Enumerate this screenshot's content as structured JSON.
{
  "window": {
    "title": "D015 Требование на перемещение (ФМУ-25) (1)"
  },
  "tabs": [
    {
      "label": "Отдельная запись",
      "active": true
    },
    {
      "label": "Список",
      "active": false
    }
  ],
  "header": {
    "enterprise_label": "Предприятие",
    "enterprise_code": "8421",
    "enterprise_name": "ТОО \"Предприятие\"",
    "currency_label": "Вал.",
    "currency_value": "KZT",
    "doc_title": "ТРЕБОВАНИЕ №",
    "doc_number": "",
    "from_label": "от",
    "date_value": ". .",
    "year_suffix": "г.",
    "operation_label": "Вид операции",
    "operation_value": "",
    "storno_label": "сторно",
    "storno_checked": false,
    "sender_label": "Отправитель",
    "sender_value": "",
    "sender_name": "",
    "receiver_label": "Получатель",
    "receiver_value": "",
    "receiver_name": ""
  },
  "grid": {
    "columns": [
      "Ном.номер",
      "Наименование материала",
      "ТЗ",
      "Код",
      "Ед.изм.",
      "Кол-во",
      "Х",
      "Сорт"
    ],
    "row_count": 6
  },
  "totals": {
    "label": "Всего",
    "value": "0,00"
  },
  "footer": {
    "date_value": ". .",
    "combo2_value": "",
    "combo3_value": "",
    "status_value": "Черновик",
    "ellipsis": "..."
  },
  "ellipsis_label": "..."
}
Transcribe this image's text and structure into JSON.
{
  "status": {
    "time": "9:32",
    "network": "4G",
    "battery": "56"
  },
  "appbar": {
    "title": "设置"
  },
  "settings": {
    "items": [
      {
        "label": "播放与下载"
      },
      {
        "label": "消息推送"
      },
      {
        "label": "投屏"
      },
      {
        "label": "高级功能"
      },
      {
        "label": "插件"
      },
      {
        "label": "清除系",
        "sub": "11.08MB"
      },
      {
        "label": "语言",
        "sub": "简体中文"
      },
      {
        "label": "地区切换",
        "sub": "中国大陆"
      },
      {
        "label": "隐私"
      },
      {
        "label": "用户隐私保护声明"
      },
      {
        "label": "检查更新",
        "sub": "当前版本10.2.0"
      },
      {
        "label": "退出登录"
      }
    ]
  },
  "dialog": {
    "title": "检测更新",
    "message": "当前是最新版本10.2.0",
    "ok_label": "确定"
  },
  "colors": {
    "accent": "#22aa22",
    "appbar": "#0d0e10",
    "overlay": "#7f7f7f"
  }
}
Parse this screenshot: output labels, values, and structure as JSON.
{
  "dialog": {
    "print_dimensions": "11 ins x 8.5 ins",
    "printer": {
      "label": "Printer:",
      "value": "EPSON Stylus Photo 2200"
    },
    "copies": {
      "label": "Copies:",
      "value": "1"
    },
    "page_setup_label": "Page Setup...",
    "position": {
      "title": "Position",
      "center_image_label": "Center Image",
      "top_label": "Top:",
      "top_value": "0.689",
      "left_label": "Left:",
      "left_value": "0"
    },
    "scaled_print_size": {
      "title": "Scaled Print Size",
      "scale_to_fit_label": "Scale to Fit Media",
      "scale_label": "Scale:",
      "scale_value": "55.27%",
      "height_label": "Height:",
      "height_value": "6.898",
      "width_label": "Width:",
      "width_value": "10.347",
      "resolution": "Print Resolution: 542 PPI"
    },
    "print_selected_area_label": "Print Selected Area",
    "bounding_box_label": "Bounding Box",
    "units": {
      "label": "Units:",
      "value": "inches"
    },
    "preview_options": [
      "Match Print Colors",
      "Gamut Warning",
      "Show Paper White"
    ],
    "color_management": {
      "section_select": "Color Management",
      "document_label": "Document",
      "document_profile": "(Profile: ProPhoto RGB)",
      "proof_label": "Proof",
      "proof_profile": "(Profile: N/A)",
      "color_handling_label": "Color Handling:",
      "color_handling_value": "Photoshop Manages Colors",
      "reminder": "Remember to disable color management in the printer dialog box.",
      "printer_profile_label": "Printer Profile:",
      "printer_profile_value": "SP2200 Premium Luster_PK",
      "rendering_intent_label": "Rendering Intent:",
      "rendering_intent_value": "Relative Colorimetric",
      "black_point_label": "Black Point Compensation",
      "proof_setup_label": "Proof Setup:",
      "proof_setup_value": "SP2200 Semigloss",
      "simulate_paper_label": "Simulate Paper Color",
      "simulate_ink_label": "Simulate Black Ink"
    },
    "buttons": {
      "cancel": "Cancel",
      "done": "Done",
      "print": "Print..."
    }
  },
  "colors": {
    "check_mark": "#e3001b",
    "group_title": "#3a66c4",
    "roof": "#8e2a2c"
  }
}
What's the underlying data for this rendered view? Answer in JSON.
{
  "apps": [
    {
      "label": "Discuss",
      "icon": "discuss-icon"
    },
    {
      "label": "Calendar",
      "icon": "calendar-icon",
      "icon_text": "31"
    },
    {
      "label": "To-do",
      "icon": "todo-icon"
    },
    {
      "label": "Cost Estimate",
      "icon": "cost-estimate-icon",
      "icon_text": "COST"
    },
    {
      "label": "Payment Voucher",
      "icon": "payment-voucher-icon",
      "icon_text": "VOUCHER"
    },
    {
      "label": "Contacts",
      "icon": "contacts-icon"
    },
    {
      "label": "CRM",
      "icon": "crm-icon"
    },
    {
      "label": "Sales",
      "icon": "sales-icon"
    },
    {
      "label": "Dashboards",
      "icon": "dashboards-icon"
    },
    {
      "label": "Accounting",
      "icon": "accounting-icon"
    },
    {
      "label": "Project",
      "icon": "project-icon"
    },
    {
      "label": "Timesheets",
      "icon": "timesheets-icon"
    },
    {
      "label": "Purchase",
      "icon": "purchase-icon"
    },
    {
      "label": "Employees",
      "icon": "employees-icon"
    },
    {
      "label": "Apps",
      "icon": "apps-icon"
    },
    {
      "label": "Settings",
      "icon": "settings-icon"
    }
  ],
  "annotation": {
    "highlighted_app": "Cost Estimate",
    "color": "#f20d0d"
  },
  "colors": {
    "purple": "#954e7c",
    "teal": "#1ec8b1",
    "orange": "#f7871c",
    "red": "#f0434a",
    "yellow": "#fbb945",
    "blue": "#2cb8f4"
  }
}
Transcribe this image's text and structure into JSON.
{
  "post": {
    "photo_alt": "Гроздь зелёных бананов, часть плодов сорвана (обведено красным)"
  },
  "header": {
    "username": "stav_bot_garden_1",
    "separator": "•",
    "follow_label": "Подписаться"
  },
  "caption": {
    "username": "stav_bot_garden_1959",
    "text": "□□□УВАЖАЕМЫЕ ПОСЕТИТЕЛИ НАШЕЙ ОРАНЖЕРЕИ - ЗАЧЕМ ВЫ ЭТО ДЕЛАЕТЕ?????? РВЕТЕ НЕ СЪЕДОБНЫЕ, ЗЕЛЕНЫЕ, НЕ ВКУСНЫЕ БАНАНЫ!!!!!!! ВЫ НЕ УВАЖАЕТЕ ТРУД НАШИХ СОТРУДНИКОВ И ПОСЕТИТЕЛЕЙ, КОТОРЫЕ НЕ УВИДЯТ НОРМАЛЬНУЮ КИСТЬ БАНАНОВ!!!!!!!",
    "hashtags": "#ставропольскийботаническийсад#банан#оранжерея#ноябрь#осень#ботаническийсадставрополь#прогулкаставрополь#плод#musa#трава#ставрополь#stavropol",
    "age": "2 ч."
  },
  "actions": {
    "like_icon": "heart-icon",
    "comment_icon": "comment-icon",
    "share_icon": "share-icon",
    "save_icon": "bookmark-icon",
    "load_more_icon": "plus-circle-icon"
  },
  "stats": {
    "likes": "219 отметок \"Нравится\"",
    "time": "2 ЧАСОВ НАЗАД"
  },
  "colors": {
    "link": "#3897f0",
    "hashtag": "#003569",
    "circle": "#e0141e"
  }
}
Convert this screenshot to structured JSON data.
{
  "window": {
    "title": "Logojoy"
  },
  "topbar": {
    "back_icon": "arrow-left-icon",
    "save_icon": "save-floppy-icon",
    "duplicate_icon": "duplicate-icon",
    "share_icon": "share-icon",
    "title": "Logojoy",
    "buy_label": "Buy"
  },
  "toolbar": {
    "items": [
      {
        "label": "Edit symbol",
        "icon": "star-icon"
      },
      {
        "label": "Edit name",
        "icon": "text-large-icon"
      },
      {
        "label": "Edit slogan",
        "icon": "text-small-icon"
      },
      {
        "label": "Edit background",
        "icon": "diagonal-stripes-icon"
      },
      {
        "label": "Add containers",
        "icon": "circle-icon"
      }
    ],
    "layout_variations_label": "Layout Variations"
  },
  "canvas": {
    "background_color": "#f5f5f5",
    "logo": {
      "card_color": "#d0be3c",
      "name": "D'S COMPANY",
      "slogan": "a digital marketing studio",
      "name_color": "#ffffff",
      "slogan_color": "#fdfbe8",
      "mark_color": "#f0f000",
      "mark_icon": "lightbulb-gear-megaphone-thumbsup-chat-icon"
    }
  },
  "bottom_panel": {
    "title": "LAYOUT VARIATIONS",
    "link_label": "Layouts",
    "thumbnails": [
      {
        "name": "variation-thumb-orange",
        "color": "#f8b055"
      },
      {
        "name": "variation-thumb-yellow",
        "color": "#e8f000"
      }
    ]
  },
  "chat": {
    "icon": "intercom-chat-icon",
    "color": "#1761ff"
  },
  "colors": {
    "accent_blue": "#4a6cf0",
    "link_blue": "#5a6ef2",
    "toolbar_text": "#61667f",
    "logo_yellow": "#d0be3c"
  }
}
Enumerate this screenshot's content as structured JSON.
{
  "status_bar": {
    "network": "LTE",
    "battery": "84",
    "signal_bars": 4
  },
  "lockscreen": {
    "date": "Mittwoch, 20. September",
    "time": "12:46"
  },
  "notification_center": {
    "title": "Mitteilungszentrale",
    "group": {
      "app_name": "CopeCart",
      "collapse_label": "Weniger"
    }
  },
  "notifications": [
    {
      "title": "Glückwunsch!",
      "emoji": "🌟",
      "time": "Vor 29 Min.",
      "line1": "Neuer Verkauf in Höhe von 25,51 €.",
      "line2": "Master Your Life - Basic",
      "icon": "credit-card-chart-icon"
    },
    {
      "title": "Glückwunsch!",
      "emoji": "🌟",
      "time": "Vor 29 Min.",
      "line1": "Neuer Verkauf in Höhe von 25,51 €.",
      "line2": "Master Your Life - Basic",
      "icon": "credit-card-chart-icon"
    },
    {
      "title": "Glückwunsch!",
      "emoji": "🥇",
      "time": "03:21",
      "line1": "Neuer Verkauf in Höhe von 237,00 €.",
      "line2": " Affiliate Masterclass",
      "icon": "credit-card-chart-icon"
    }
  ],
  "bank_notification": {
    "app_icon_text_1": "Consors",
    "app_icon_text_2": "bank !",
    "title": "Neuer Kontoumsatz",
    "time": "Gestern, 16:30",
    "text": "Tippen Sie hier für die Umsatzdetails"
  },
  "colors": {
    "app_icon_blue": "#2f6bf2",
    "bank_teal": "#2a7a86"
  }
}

:::::

**EXERCISE DETAILS**
List every line above containing the word "Paper".

**ANSWER TO THE PROBLEM**
      "Show Paper White"
      "simulate_paper_label": "Simulate Paper Color",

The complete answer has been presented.